▶ **Recorded data**:
:::

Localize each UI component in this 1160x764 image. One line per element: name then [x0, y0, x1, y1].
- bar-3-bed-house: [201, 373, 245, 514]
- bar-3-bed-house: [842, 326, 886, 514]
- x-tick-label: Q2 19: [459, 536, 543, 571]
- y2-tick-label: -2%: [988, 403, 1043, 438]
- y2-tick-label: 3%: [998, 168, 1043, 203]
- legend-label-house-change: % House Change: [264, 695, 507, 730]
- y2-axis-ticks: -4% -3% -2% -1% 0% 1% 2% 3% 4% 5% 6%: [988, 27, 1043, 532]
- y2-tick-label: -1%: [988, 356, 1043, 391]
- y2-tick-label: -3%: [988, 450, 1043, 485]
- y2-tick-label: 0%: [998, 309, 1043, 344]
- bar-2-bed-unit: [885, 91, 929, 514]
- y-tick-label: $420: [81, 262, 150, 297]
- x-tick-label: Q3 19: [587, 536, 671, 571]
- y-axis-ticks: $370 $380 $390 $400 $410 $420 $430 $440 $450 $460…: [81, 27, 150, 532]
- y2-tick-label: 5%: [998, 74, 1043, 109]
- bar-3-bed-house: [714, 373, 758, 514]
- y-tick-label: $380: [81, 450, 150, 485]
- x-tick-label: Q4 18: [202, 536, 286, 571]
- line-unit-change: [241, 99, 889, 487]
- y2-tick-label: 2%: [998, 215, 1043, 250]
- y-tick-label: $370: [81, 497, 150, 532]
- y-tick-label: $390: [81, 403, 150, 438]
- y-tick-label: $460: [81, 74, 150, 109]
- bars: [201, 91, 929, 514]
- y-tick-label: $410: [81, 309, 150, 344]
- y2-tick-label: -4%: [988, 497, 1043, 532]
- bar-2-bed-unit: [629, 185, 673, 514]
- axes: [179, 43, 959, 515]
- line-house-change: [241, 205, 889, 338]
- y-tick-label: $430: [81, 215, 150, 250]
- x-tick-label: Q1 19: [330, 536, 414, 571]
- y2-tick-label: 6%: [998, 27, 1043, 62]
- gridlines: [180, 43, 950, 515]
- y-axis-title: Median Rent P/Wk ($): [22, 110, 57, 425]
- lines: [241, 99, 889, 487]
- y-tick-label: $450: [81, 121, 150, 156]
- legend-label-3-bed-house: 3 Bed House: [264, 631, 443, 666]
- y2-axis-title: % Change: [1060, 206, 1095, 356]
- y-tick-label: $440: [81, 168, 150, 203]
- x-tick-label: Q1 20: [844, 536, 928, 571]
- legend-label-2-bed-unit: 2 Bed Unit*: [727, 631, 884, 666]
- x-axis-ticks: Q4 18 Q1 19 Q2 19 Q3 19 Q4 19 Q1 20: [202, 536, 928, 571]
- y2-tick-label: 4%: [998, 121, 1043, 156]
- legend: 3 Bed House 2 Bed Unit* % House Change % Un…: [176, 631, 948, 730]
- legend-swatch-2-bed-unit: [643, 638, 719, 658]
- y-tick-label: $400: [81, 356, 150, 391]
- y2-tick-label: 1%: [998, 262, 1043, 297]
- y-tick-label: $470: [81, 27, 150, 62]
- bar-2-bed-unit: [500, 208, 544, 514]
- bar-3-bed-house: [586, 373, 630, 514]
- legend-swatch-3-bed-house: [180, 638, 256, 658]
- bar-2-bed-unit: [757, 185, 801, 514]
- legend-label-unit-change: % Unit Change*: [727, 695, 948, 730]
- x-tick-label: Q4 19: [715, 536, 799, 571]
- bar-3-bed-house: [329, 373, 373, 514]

:::

▶ **Do this**:
Render the listing above as a Markdown table with the columns No. and Entry, giving each line its own numbered row and skipping any blank lines.

▶ **Result below**:
| No. | Entry |
|---|---|
| 1 | Localize each UI component in this 1160x764 image. One line per element: name then [x0, y0, x1, y1]. |
| 2 | - bar-3-bed-house: [201, 373, 245, 514] |
| 3 | - bar-3-bed-house: [842, 326, 886, 514] |
| 4 | - x-tick-label: Q2 19: [459, 536, 543, 571] |
| 5 | - y2-tick-label: -2%: [988, 403, 1043, 438] |
| 6 | - y2-tick-label: 3%: [998, 168, 1043, 203] |
| 7 | - legend-label-house-change: % House Change: [264, 695, 507, 730] |
| 8 | - y2-axis-ticks: -4% -3% -2% -1% 0% 1% 2% 3% 4% 5% 6%: [988, 27, 1043, 532] |
| 9 | - y2-tick-label: -1%: [988, 356, 1043, 391] |
| 10 | - y2-tick-label: -3%: [988, 450, 1043, 485] |
| 11 | - y2-tick-label: 0%: [998, 309, 1043, 344] |
| 12 | - bar-2-bed-unit: [885, 91, 929, 514] |
| 13 | - y-tick-label: $420: [81, 262, 150, 297] |
| 14 | - x-tick-label: Q3 19: [587, 536, 671, 571] |
| 15 | - y-axis-ticks: $370 $380 $390 $400 $410 $420 $430 $440 $450 $460…: [81, 27, 150, 532] |
| 16 | - y2-tick-label: 5%: [998, 74, 1043, 109] |
| 17 | - bar-3-bed-house: [714, 373, 758, 514] |
| 18 | - y-tick-label: $380: [81, 450, 150, 485] |
| 19 | - x-tick-label: Q4 18: [202, 536, 286, 571] |
| 20 | - line-unit-change: [241, 99, 889, 487] |
| 21 | - y2-tick-label: 2%: [998, 215, 1043, 250] |
| 22 | - y-tick-label: $370: [81, 497, 150, 532] |
| 23 | - y-tick-label: $390: [81, 403, 150, 438] |
| 24 | - y-tick-label: $460: [81, 74, 150, 109] |
| 25 | - bars: [201, 91, 929, 514] |
| 26 | - y-tick-label: $410: [81, 309, 150, 344] |
| 27 | - y2-tick-label: -4%: [988, 497, 1043, 532] |
| 28 | - bar-2-bed-unit: [629, 185, 673, 514] |
| 29 | - axes: [179, 43, 959, 515] |
| 30 | - line-house-change: [241, 205, 889, 338] |
| 31 | - y-tick-label: $430: [81, 215, 150, 250] |
| 32 | - x-tick-label: Q1 19: [330, 536, 414, 571] |
| 33 | - y2-tick-label: 6%: [998, 27, 1043, 62] |
| 34 | - gridlines: [180, 43, 950, 515] |
| 35 | - y-axis-title: Median Rent P/Wk ($): [22, 110, 57, 425] |
| 36 | - lines: [241, 99, 889, 487] |
| 37 | - y-tick-label: $450: [81, 121, 150, 156] |
| 38 | - legend-label-3-bed-house: 3 Bed House: [264, 631, 443, 666] |
| 39 | - y2-axis-title: % Change: [1060, 206, 1095, 356] |
| 40 | - y-tick-label: $440: [81, 168, 150, 203] |
| 41 | - x-tick-label: Q1 20: [844, 536, 928, 571] |
| 42 | - legend-label-2-bed-unit: 2 Bed Unit*: [727, 631, 884, 666] |
| 43 | - x-axis-ticks: Q4 18 Q1 19 Q2 19 Q3 19 Q4 19 Q1 20: [202, 536, 928, 571] |
| 44 | - y2-tick-label: 4%: [998, 121, 1043, 156] |
| 45 | - legend: 3 Bed House 2 Bed Unit* % House Change % Un…: [176, 631, 948, 730] |
| 46 | - legend-swatch-2-bed-unit: [643, 638, 719, 658] |
| 47 | - y-tick-label: $400: [81, 356, 150, 391] |
| 48 | - y2-tick-label: 1%: [998, 262, 1043, 297] |
| 49 | - y-tick-label: $470: [81, 27, 150, 62] |
| 50 | - bar-2-bed-unit: [500, 208, 544, 514] |
| 51 | - bar-3-bed-house: [586, 373, 630, 514] |
| 52 | - legend-swatch-3-bed-house: [180, 638, 256, 658] |
| 53 | - bar-2-bed-unit: [757, 185, 801, 514] |
| 54 | - legend-label-unit-change: % Unit Change*: [727, 695, 948, 730] |
| 55 | - x-tick-label: Q4 19: [715, 536, 799, 571] |
| 56 | - bar-3-bed-house: [329, 373, 373, 514] |